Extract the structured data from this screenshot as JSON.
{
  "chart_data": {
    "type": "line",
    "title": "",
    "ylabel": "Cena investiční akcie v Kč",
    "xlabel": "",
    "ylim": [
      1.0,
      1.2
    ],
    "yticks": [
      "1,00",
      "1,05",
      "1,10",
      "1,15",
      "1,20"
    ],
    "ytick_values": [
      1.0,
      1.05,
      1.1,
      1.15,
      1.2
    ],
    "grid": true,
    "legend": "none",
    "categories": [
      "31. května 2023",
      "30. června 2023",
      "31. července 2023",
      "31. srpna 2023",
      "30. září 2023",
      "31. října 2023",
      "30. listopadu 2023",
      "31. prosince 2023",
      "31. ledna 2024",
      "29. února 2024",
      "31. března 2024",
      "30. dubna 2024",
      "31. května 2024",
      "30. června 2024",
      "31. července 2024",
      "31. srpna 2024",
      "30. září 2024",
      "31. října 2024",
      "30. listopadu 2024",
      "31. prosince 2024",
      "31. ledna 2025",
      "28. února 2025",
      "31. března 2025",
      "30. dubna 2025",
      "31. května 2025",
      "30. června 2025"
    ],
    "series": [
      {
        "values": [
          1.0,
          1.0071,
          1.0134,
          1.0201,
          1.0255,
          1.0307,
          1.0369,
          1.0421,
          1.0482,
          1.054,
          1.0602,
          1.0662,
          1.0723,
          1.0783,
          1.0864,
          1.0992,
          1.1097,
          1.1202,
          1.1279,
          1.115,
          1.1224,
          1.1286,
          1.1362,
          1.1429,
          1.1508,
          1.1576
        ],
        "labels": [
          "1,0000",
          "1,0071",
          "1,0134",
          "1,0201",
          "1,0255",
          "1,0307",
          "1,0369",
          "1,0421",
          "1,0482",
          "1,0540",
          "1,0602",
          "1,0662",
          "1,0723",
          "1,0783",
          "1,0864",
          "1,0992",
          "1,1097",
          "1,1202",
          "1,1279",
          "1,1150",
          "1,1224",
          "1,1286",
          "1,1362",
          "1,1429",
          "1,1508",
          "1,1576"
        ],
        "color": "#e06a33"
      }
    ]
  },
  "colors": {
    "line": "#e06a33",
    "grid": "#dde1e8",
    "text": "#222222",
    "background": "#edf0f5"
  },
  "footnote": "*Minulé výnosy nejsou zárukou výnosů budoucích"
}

◇ ◇ ◇ ◇ ◇ ◇ ◇

* [WHAT THE TASK ASKS]
Please copy out each record, character for character.

* [RESPONSE TO THIS EXERCISE]
Extract the structured data from this screenshot as JSON.
{
  "chart_data": {
    "type": "line",
    "title": "",
    "ylabel": "Cena investiční akcie v Kč",
    "xlabel": "",
    "ylim": [
      1.0,
      1.2
    ],
    "yticks": [
      "1,00",
      "1,05",
      "1,10",
      "1,15",
      "1,20"
    ],
    "ytick_values": [
      1.0,
      1.05,
      1.1,
      1.15,
      1.2
    ],
    "grid": true,
    "legend": "none",
    "categories": [
      "31. května 2023",
      "30. června 2023",
      "31. července 2023",
      "31. srpna 2023",
      "30. září 2023",
      "31. října 2023",
      "30. listopadu 2023",
      "31. prosince 2023",
      "31. ledna 2024",
      "29. února 2024",
      "31. března 2024",
      "30. dubna 2024",
      "31. května 2024",
      "30. června 2024",
      "31. července 2024",
      "31. srpna 2024",
      "30. září 2024",
      "31. října 2024",
      "30. listopadu 2024",
      "31. prosince 2024",
      "31. ledna 2025",
      "28. února 2025",
      "31. března 2025",
      "30. dubna 2025",
      "31. května 2025",
      "30. června 2025"
    ],
    "series": [
      {
        "values": [
          1.0,
          1.0071,
          1.0134,
          1.0201,
          1.0255,
          1.0307,
          1.0369,
          1.0421,
          1.0482,
          1.054,
          1.0602,
          1.0662,
          1.0723,
          1.0783,
          1.0864,
          1.0992,
          1.1097,
          1.1202,
          1.1279,
          1.115,
          1.1224,
          1.1286,
          1.1362,
          1.1429,
          1.1508,
          1.1576
        ],
        "labels": [
          "1,0000",
          "1,0071",
          "1,0134",
          "1,0201",
          "1,0255",
          "1,0307",
          "1,0369",
          "1,0421",
          "1,0482",
          "1,0540",
          "1,0602",
          "1,0662",
          "1,0723",
          "1,0783",
          "1,0864",
          "1,0992",
          "1,1097",
          "1,1202",
          "1,1279",
          "1,1150",
          "1,1224",
          "1,1286",
          "1,1362",
          "1,1429",
          "1,1508",
          "1,1576"
        ],
        "color": "#e06a33"
      }
    ]
  },
  "colors": {
    "line": "#e06a33",
    "grid": "#dde1e8",
    "text": "#222222",
    "background": "#edf0f5"
  },
  "footnote": "*Minulé výnosy nejsou zárukou výnosů budoucích"
}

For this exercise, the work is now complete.